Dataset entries
========================================
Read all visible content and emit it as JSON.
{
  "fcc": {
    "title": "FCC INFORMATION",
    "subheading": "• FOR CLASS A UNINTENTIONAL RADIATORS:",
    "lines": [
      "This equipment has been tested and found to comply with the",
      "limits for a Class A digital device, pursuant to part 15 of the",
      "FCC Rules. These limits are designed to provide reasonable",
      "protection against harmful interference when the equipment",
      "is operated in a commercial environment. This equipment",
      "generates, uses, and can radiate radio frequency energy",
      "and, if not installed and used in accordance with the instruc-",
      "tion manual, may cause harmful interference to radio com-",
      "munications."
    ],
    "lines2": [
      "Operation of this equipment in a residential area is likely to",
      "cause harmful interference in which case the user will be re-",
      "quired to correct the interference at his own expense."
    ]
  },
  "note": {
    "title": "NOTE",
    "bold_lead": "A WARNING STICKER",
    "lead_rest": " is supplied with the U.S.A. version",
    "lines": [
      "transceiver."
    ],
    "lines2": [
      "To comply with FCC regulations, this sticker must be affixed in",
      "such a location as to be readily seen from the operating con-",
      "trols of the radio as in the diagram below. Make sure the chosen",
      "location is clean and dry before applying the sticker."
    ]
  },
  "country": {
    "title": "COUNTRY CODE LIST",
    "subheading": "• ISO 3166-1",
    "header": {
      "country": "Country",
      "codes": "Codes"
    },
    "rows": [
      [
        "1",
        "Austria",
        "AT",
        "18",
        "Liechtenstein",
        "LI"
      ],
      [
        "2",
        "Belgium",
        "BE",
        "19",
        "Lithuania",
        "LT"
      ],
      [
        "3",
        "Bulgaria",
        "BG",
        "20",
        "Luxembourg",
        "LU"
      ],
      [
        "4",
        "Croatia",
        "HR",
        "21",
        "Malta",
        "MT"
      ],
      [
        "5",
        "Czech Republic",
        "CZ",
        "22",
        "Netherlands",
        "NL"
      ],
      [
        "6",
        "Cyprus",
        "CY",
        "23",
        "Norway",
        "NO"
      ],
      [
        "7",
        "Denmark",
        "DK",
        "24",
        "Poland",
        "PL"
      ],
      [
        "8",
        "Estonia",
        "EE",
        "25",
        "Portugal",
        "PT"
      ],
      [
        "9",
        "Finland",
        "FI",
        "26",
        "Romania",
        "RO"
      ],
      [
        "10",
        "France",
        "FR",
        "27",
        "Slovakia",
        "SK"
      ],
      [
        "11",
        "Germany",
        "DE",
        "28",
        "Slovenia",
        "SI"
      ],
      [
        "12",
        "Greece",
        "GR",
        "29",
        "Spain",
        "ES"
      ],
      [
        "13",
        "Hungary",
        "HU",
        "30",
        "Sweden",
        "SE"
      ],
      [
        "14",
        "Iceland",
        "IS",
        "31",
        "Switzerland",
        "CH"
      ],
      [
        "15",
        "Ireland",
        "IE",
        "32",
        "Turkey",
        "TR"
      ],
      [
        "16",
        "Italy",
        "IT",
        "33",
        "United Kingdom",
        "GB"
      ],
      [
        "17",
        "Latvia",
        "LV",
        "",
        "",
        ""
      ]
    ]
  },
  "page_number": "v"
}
========================================
# [Challenge]
Restate the records, all of them, precisely as written.

# [Task result]
Read all visible content and emit it as JSON.
{
  "fcc": {
    "title": "FCC INFORMATION",
    "subheading": "• FOR CLASS A UNINTENTIONAL RADIATORS:",
    "lines": [
      "This equipment has been tested and found to comply with the",
      "limits for a Class A digital device, pursuant to part 15 of the",
      "FCC Rules. These limits are designed to provide reasonable",
      "protection against harmful interference when the equipment",
      "is operated in a commercial environment. This equipment",
      "generates, uses, and can radiate radio frequency energy",
      "and, if not installed and used in accordance with the instruc-",
      "tion manual, may cause harmful interference to radio com-",
      "munications."
    ],
    "lines2": [
      "Operation of this equipment in a residential area is likely to",
      "cause harmful interference in which case the user will be re-",
      "quired to correct the interference at his own expense."
    ]
  },
  "note": {
    "title": "NOTE",
    "bold_lead": "A WARNING STICKER",
    "lead_rest": " is supplied with the U.S.A. version",
    "lines": [
      "transceiver."
    ],
    "lines2": [
      "To comply with FCC regulations, this sticker must be affixed in",
      "such a location as to be readily seen from the operating con-",
      "trols of the radio as in the diagram below. Make sure the chosen",
      "location is clean and dry before applying the sticker."
    ]
  },
  "country": {
    "title": "COUNTRY CODE LIST",
    "subheading": "• ISO 3166-1",
    "header": {
      "country": "Country",
      "codes": "Codes"
    },
    "rows": [
      [
        "1",
        "Austria",
        "AT",
        "18",
        "Liechtenstein",
        "LI"
      ],
      [
        "2",
        "Belgium",
        "BE",
        "19",
        "Lithuania",
        "LT"
      ],
      [
        "3",
        "Bulgaria",
        "BG",
        "20",
        "Luxembourg",
        "LU"
      ],
      [
        "4",
        "Croatia",
        "HR",
        "21",
        "Malta",
        "MT"
      ],
      [
        "5",
        "Czech Republic",
        "CZ",
        "22",
        "Netherlands",
        "NL"
      ],
      [
        "6",
        "Cyprus",
        "CY",
        "23",
        "Norway",
        "NO"
      ],
      [
        "7",
        "Denmark",
        "DK",
        "24",
        "Poland",
        "PL"
      ],
      [
        "8",
        "Estonia",
        "EE",
        "25",
        "Portugal",
        "PT"
      ],
      [
        "9",
        "Finland",
        "FI",
        "26",
        "Romania",
        "RO"
      ],
      [
        "10",
        "France",
        "FR",
        "27",
        "Slovakia",
        "SK"
      ],
      [
        "11",
        "Germany",
        "DE",
        "28",
        "Slovenia",
        "SI"
      ],
      [
        "12",
        "Greece",
        "GR",
        "29",
        "Spain",
        "ES"
      ],
      [
        "13",
        "Hungary",
        "HU",
        "30",
        "Sweden",
        "SE"
      ],
      [
        "14",
        "Iceland",
        "IS",
        "31",
        "Switzerland",
        "CH"
      ],
      [
        "15",
        "Ireland",
        "IE",
        "32",
        "Turkey",
        "TR"
      ],
      [
        "16",
        "Italy",
        "IT",
        "33",
        "United Kingdom",
        "GB"
      ],
      [
        "17",
        "Latvia",
        "LV",
        "",
        "",
        ""
      ]
    ]
  },
  "page_number": "v"
}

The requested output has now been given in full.